● **Exercise prompt**: Exactly as written, please set down all of the entries again, with no pictures.

(Collection entries)

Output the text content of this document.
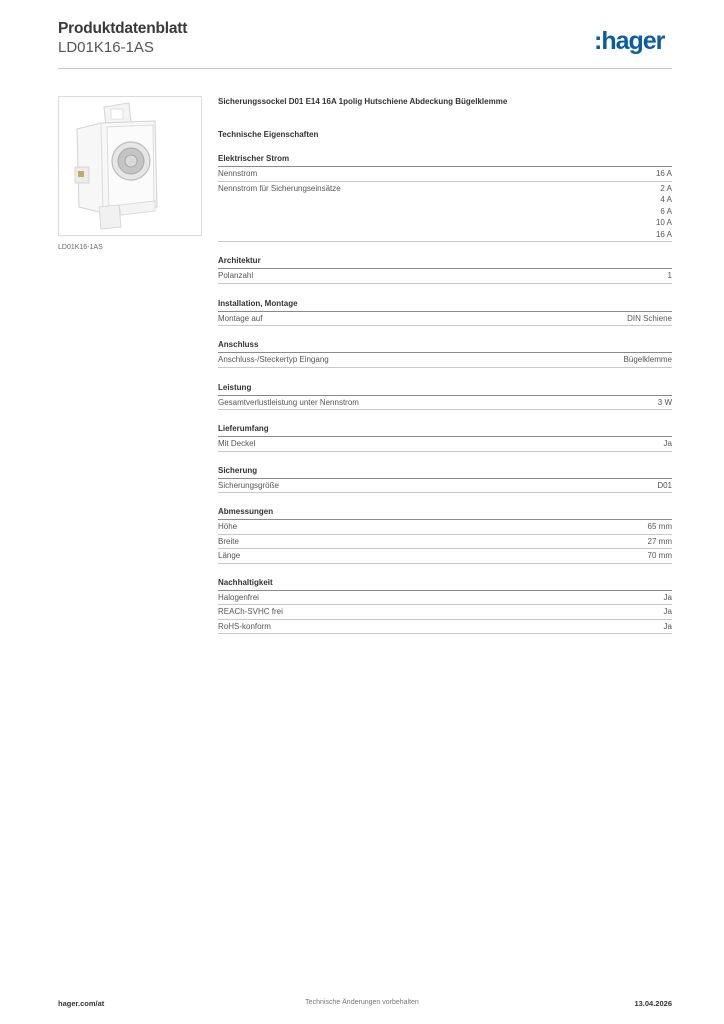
Produktdatenblatt
LD01K16-1AS	:hager
LD01K16-1AS
Sicherungssockel D01 E14 16A 1polig Hutschiene Abdeckung Bügelklemme
Technische Eigenschaften
Elektrischer Strom
Nennstrom	16 A
Nennstrom für Sicherungseinsätze	2 A
4 A
6 A
10 A
16 A
Architektur
Polanzahl	1
Installation, Montage
Montage auf	DIN Schiene
Anschluss
Anschluss-/Steckertyp Eingang	Bügelklemme
Leistung
Gesamtverlustleistung unter Nennstrom	3 W
Lieferumfang
Mit Deckel	Ja
Sicherung
Sicherungsgröße	D01
Abmessungen
Höhe	65 mm
Breite	27 mm
Länge	70 mm
Nachhaltigkeit
Halogenfrei	Ja
REACh-SVHC frei	Ja
RoHS-konform	Ja
hager.com/at	Technische Änderungen vorbehalten	13.04.2026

● **Exercise response**:
Output the text content of this document.
Produktdatenblatt
LD01K16-1AS	:hager
LD01K16-1AS
Sicherungssockel D01 E14 16A 1polig Hutschiene Abdeckung Bügelklemme
Technische Eigenschaften
Elektrischer Strom
Nennstrom	16 A
Nennstrom für Sicherungseinsätze	2 A
4 A
6 A
10 A
16 A
Architektur
Polanzahl	1
Installation, Montage
Montage auf	DIN Schiene
Anschluss
Anschluss-/Steckertyp Eingang	Bügelklemme
Leistung
Gesamtverlustleistung unter Nennstrom	3 W
Lieferumfang
Mit Deckel	Ja
Sicherung
Sicherungsgröße	D01
Abmessungen
Höhe	65 mm
Breite	27 mm
Länge	70 mm
Nachhaltigkeit
Halogenfrei	Ja
REACh-SVHC frei	Ja
RoHS-konform	Ja
hager.com/at	Technische Änderungen vorbehalten	13.04.2026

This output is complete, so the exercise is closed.